**EXERCISE BRIEF:**
Below are records to transcribe exactly, without their pictures.

------ INPUT

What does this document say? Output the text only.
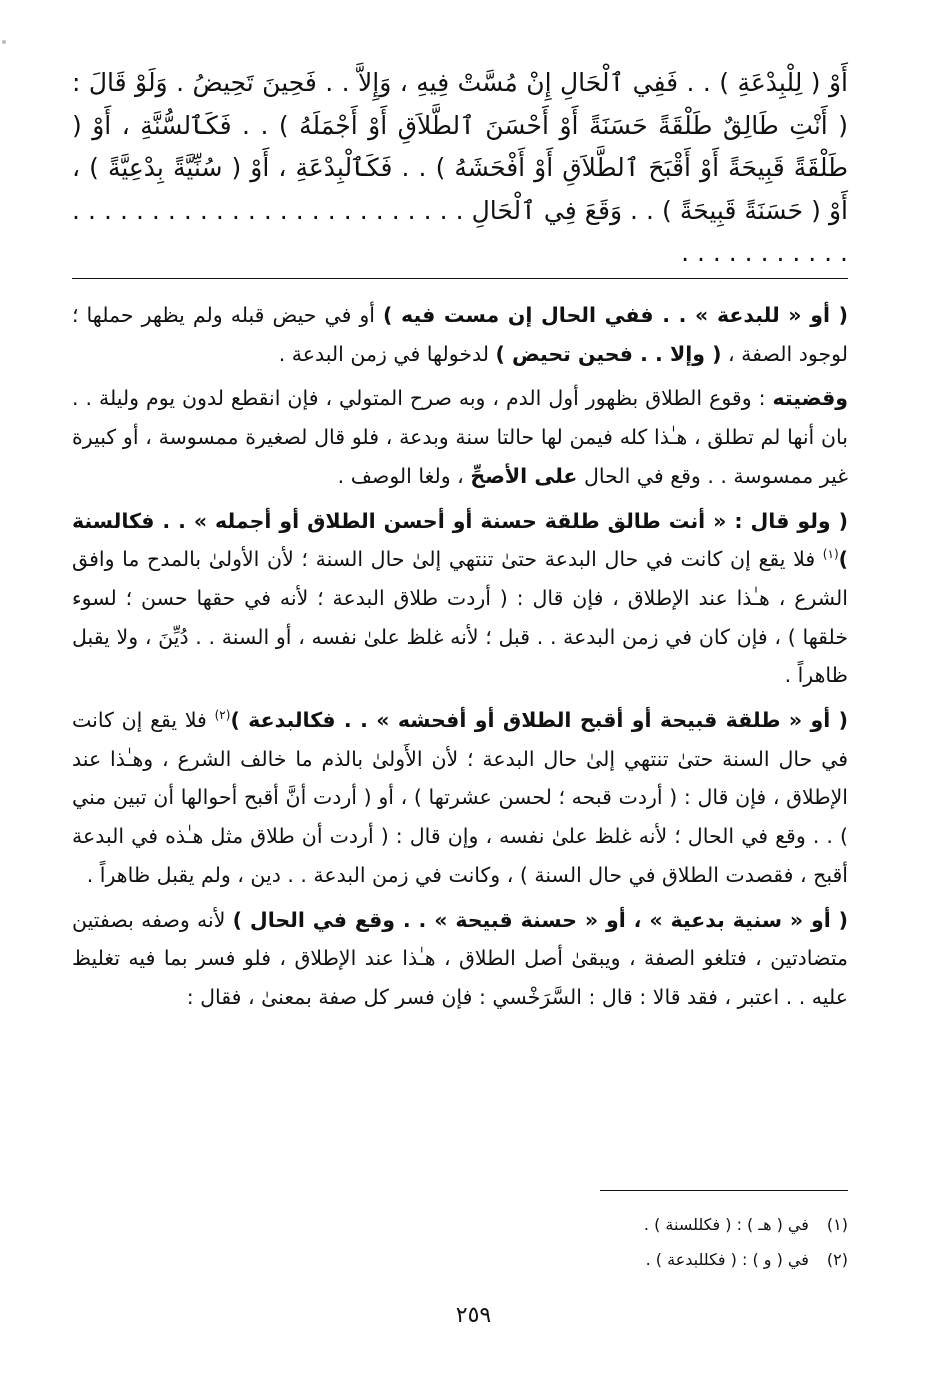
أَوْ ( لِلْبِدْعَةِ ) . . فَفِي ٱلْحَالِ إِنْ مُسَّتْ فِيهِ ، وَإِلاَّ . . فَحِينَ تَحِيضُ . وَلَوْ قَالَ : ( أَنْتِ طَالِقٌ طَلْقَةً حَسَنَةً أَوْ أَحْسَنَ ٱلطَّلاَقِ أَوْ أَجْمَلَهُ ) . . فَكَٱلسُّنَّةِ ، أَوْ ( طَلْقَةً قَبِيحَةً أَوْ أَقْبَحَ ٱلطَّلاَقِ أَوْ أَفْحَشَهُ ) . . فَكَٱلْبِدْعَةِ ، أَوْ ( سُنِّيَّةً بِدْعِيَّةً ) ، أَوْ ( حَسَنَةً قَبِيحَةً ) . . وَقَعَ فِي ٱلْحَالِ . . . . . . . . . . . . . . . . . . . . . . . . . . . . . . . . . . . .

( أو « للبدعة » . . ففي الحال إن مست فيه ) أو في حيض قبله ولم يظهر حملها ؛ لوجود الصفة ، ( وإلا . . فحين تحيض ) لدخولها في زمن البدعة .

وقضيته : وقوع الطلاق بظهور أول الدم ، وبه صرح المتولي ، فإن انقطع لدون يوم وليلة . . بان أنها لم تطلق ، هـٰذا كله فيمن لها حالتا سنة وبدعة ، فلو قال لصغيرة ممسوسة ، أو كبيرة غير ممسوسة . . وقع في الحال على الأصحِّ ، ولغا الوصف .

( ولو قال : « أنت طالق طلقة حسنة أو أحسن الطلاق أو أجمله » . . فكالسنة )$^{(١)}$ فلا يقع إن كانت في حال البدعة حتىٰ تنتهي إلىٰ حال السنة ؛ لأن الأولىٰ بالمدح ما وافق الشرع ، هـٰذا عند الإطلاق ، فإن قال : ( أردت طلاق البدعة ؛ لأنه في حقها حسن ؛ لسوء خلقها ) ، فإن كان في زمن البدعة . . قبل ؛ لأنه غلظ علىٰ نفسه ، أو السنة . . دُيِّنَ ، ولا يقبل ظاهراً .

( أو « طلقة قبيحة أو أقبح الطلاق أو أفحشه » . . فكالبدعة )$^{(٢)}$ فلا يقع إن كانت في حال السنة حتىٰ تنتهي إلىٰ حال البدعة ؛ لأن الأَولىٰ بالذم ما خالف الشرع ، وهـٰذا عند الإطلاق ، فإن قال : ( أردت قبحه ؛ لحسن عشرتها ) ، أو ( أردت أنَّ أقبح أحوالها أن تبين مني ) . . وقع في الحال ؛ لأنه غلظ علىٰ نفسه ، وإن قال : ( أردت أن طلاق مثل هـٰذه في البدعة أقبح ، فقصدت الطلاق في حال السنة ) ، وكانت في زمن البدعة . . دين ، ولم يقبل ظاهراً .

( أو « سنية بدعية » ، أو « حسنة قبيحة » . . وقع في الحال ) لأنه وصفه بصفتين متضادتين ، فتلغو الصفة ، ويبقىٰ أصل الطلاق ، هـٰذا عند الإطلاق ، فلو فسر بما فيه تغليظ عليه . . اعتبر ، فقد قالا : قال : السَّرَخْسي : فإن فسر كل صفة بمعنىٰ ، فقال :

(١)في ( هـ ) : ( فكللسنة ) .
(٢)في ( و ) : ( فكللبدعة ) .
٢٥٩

------------

**RESPONSE:**
What does this document say? Output the text only.
أَوْ ( لِلْبِدْعَةِ ) . . فَفِي ٱلْحَالِ إِنْ مُسَّتْ فِيهِ ، وَإِلاَّ . . فَحِينَ تَحِيضُ . وَلَوْ قَالَ : ( أَنْتِ طَالِقٌ طَلْقَةً حَسَنَةً أَوْ أَحْسَنَ ٱلطَّلاَقِ أَوْ أَجْمَلَهُ ) . . فَكَٱلسُّنَّةِ ، أَوْ ( طَلْقَةً قَبِيحَةً أَوْ أَقْبَحَ ٱلطَّلاَقِ أَوْ أَفْحَشَهُ ) . . فَكَٱلْبِدْعَةِ ، أَوْ ( سُنِّيَّةً بِدْعِيَّةً ) ، أَوْ ( حَسَنَةً قَبِيحَةً ) . . وَقَعَ فِي ٱلْحَالِ . . . . . . . . . . . . . . . . . . . . . . . . . . . . . . . . . . . .

( أو « للبدعة » . . ففي الحال إن مست فيه ) أو في حيض قبله ولم يظهر حملها ؛ لوجود الصفة ، ( وإلا . . فحين تحيض ) لدخولها في زمن البدعة .

وقضيته : وقوع الطلاق بظهور أول الدم ، وبه صرح المتولي ، فإن انقطع لدون يوم وليلة . . بان أنها لم تطلق ، هـٰذا كله فيمن لها حالتا سنة وبدعة ، فلو قال لصغيرة ممسوسة ، أو كبيرة غير ممسوسة . . وقع في الحال على الأصحِّ ، ولغا الوصف .

( ولو قال : « أنت طالق طلقة حسنة أو أحسن الطلاق أو أجمله » . . فكالسنة )$^{(١)}$ فلا يقع إن كانت في حال البدعة حتىٰ تنتهي إلىٰ حال السنة ؛ لأن الأولىٰ بالمدح ما وافق الشرع ، هـٰذا عند الإطلاق ، فإن قال : ( أردت طلاق البدعة ؛ لأنه في حقها حسن ؛ لسوء خلقها ) ، فإن كان في زمن البدعة . . قبل ؛ لأنه غلظ علىٰ نفسه ، أو السنة . . دُيِّنَ ، ولا يقبل ظاهراً .

( أو « طلقة قبيحة أو أقبح الطلاق أو أفحشه » . . فكالبدعة )$^{(٢)}$ فلا يقع إن كانت في حال السنة حتىٰ تنتهي إلىٰ حال البدعة ؛ لأن الأَولىٰ بالذم ما خالف الشرع ، وهـٰذا عند الإطلاق ، فإن قال : ( أردت قبحه ؛ لحسن عشرتها ) ، أو ( أردت أنَّ أقبح أحوالها أن تبين مني ) . . وقع في الحال ؛ لأنه غلظ علىٰ نفسه ، وإن قال : ( أردت أن طلاق مثل هـٰذه في البدعة أقبح ، فقصدت الطلاق في حال السنة ) ، وكانت في زمن البدعة . . دين ، ولم يقبل ظاهراً .

( أو « سنية بدعية » ، أو « حسنة قبيحة » . . وقع في الحال ) لأنه وصفه بصفتين متضادتين ، فتلغو الصفة ، ويبقىٰ أصل الطلاق ، هـٰذا عند الإطلاق ، فلو فسر بما فيه تغليظ عليه . . اعتبر ، فقد قالا : قال : السَّرَخْسي : فإن فسر كل صفة بمعنىٰ ، فقال :

(١)في ( هـ ) : ( فكللسنة ) .
(٢)في ( و ) : ( فكللبدعة ) .
٢٥٩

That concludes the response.